What lines of the data include the string "color"? Copy them all.

## Excerpt from a dataset
------------------------------------

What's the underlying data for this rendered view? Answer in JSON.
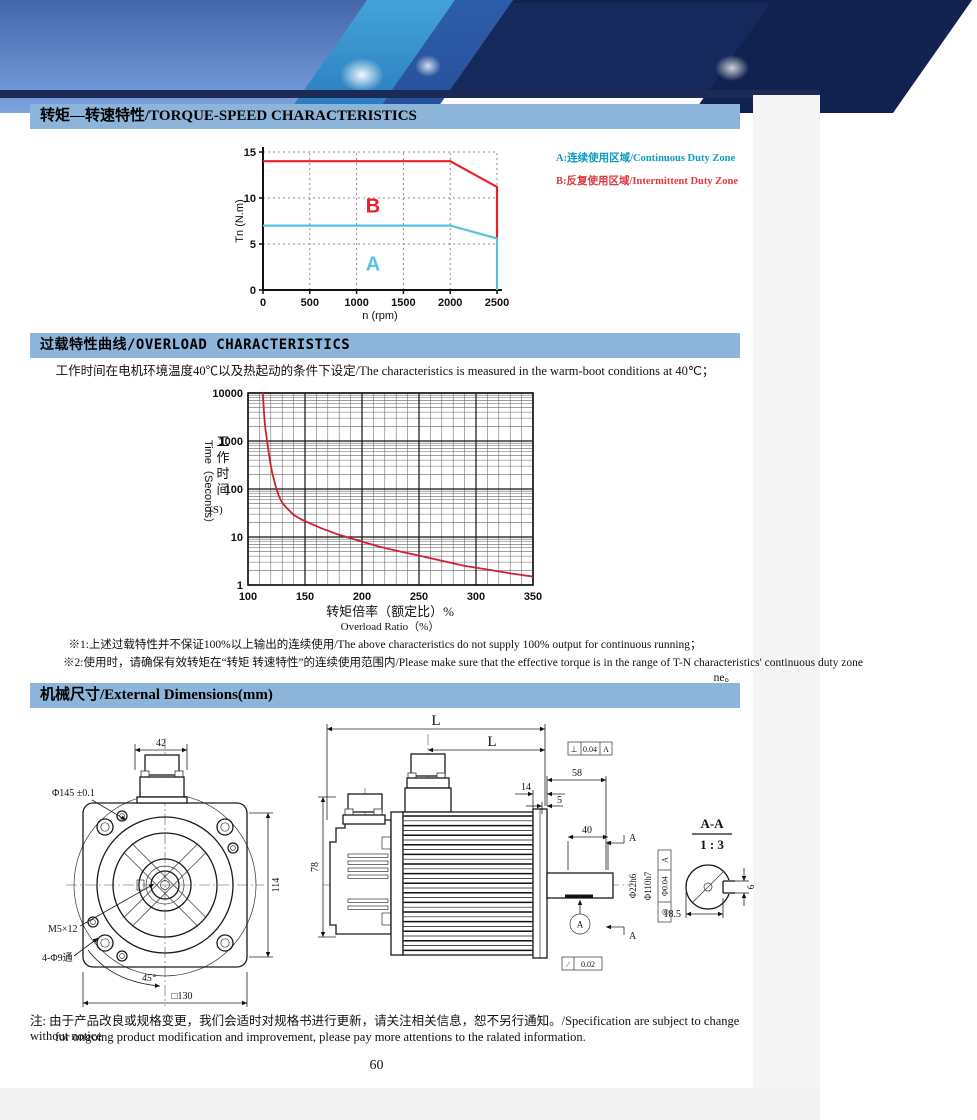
{
  "sections": {
    "torque_speed": {
      "title": "转矩—转速特性/TORQUE-SPEED CHARACTERISTICS",
      "legend": [
        {
          "label": "A:连续使用区域/Continuous Duty Zone",
          "color": "#0e9bc0"
        },
        {
          "label": "B:反复使用区域/Intermittent Duty Zone",
          "color": "#e0393f"
        }
      ]
    },
    "overload": {
      "title": "过载特性曲线/OVERLOAD CHARACTERISTICS",
      "description": "工作时间在电机环境温度40℃以及热起动的条件下设定/The characteristics is measured in the warm-boot conditions at 40℃；",
      "notes": [
        "※1:上述过载特性并不保证100%以上输出的连续使用/The above characteristics do not supply 100% output for continuous running；",
        "※2:使用时，请确保有效转矩在“转矩 转速特性”的连续使用范围内/Please make sure that the effective torque is in the range of T-N characteristics' continuous duty zone",
        "ne。"
      ]
    },
    "dimensions": {
      "title": "机械尺寸/External Dimensions(mm)",
      "front_view": {
        "connector_width": "42",
        "flange_diameter": "Φ145 ±0.1",
        "body_height": "114",
        "tap_hole": "M5×12",
        "mount_holes": "4-Φ9通",
        "hole_angle": "45°",
        "frame_size": "□130"
      },
      "side_view": {
        "overall_length": "L",
        "length2": "L",
        "tol_frame": [
          "⊥",
          "0.04",
          "A"
        ],
        "shaft_length": "58",
        "flange_offset": "14",
        "spigot_depth": "5",
        "key_length": "40",
        "encoder_height": "78",
        "shaft_diameter": "Φ22h6",
        "spigot_diameter": "Φ110h7",
        "runout_frame": [
          "◎",
          "Φ0.04",
          "A"
        ],
        "flat_frame": [
          "∕",
          "0.02"
        ],
        "section_mark_top": "A",
        "section_mark_bottom": "A",
        "datum": "A"
      },
      "section_view": {
        "title": "A-A",
        "scale": "1 : 3",
        "across_flat": "18.5",
        "key_width": "6"
      }
    }
  },
  "footer": {
    "note_line1": "注: 由于产品改良或规格变更，我们会适时对规格书进行更新，请关注相关信息，恕不另行通知。/Specification are subject to change without notice",
    "note_line2": "for ongoing product modification and improvement, please pay more attentions to the ralated information.",
    "page_number": "60"
  },
  "chart_data": [
    {
      "type": "line",
      "title": "Torque-Speed Characteristics",
      "xlabel": "n (rpm)",
      "ylabel": "Tn (N.m)",
      "xlim": [
        0,
        2500
      ],
      "ylim": [
        0,
        15
      ],
      "xticks": [
        0,
        500,
        1000,
        1500,
        2000,
        2500
      ],
      "yticks": [
        0,
        5,
        10,
        15
      ],
      "grid": "dotted",
      "legend_position": "right",
      "series": [
        {
          "name": "B intermittent duty limit",
          "color": "#e62129",
          "points": [
            [
              0,
              14
            ],
            [
              2000,
              14
            ],
            [
              2500,
              11.2
            ],
            [
              2500,
              5.6
            ]
          ]
        },
        {
          "name": "A continuous duty limit",
          "color": "#56c3d8",
          "points": [
            [
              0,
              7
            ],
            [
              2000,
              7
            ],
            [
              2500,
              5.6
            ],
            [
              2500,
              0
            ]
          ]
        }
      ],
      "zone_labels": [
        {
          "text": "B",
          "x": 1175,
          "y": 8.4,
          "color": "#e62129"
        },
        {
          "text": "A",
          "x": 1175,
          "y": 2.1,
          "color": "#56c3d8"
        }
      ]
    },
    {
      "type": "line",
      "title": "Overload Characteristics",
      "xlabel_cn": "转矩倍率（额定比）%",
      "xlabel_en": "Overload Ratio（%）",
      "ylabel_cn": "工作时间",
      "ylabel_en": "Time（Seconds）",
      "ylabel_unit": "(S)",
      "xlim": [
        100,
        350
      ],
      "x_minor_step": 10,
      "ylog_lim": [
        1,
        10000
      ],
      "xticks": [
        100,
        150,
        200,
        250,
        300,
        350
      ],
      "yticks": [
        1,
        10,
        100,
        1000,
        10000
      ],
      "grid": "log-dense",
      "series": [
        {
          "name": "overload time curve",
          "color": "#cf2030",
          "points": [
            [
              113,
              10000
            ],
            [
              114,
              4000
            ],
            [
              115,
              2000
            ],
            [
              117,
              900
            ],
            [
              119,
              420
            ],
            [
              121,
              230
            ],
            [
              124,
              120
            ],
            [
              127,
              72
            ],
            [
              130,
              52
            ],
            [
              134,
              40
            ],
            [
              140,
              29
            ],
            [
              147,
              23
            ],
            [
              155,
              19
            ],
            [
              165,
              15
            ],
            [
              178,
              11.5
            ],
            [
              200,
              8
            ],
            [
              215,
              6.3
            ],
            [
              230,
              5.2
            ],
            [
              250,
              4.1
            ],
            [
              270,
              3.2
            ],
            [
              290,
              2.5
            ],
            [
              310,
              2.1
            ],
            [
              330,
              1.75
            ],
            [
              350,
              1.5
            ]
          ]
        }
      ]
    }
  ]
}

------------------------------------

## Worked answer
          "color": "#0e9bc0"
          "color": "#e0393f"
          "color": "#e62129",
          "color": "#56c3d8",
          "color": "#e62129"
          "color": "#56c3d8"
          "color": "#cf2030",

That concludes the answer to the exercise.